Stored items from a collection
== == ==

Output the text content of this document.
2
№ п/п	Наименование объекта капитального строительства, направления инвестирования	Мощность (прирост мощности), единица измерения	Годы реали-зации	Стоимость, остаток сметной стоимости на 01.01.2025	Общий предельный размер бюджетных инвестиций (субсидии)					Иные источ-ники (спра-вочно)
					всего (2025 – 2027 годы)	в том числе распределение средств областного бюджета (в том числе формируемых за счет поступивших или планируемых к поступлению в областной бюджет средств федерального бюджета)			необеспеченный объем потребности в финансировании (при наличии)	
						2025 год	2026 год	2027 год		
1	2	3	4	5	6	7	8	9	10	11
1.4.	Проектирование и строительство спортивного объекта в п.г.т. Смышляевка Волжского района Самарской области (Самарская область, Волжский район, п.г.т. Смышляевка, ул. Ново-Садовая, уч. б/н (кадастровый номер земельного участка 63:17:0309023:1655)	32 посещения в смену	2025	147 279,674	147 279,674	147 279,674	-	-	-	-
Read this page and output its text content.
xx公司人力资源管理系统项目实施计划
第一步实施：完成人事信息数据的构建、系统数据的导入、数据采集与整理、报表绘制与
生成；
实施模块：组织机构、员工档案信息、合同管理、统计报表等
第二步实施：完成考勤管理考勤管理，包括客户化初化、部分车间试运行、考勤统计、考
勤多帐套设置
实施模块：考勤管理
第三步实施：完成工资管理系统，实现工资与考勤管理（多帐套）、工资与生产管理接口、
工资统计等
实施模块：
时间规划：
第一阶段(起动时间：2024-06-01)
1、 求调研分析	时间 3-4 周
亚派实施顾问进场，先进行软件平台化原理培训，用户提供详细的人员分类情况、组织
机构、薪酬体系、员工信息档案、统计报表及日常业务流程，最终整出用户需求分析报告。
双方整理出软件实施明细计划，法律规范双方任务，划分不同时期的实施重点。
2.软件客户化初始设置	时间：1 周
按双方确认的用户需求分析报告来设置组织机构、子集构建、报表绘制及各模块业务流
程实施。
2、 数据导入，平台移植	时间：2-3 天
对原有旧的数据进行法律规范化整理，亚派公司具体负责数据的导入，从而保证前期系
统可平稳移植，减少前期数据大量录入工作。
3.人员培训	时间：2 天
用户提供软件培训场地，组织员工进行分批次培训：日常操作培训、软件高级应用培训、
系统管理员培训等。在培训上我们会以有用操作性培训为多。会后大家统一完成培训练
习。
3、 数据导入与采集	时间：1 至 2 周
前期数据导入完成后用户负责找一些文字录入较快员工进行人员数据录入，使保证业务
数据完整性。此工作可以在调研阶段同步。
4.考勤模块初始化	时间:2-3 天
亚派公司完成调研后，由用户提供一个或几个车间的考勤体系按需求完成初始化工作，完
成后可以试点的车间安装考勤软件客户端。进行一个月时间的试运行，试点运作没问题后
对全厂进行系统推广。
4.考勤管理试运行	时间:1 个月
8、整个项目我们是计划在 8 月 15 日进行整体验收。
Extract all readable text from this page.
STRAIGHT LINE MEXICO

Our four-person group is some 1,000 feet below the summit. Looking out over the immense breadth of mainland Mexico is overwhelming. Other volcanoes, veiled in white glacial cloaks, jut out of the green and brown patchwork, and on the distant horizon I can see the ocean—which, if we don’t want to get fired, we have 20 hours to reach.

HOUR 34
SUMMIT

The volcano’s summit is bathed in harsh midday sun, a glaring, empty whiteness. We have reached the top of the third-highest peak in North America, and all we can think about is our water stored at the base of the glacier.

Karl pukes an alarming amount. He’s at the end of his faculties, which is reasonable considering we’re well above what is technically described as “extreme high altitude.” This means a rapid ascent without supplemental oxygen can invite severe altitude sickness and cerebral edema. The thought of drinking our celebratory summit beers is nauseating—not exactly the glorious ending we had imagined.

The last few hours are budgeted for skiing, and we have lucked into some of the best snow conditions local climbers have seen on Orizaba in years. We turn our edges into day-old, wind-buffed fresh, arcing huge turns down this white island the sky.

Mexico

== == ==

- [Task objective] Locate "Extract all readable text from this page." in the material, then quote the line that contains it and all lines after it through the final one.

- [Task result]
Extract all readable text from this page.
STRAIGHT LINE MEXICO

Our four-person group is some 1,000 feet below the summit. Looking out over the immense breadth of mainland Mexico is overwhelming. Other volcanoes, veiled in white glacial cloaks, jut out of the green and brown patchwork, and on the distant horizon I can see the ocean—which, if we don’t want to get fired, we have 20 hours to reach.

HOUR 34
SUMMIT

The volcano’s summit is bathed in harsh midday sun, a glaring, empty whiteness. We have reached the top of the third-highest peak in North America, and all we can think about is our water stored at the base of the glacier.

Karl pukes an alarming amount. He’s at the end of his faculties, which is reasonable considering we’re well above what is technically described as “extreme high altitude.” This means a rapid ascent without supplemental oxygen can invite severe altitude sickness and cerebral edema. The thought of drinking our celebratory summit beers is nauseating—not exactly the glorious ending we had imagined.

The last few hours are budgeted for skiing, and we have lucked into some of the best snow conditions local climbers have seen on Orizaba in years. We turn our edges into day-old, wind-buffed fresh, arcing huge turns down this white island the sky.

Mexico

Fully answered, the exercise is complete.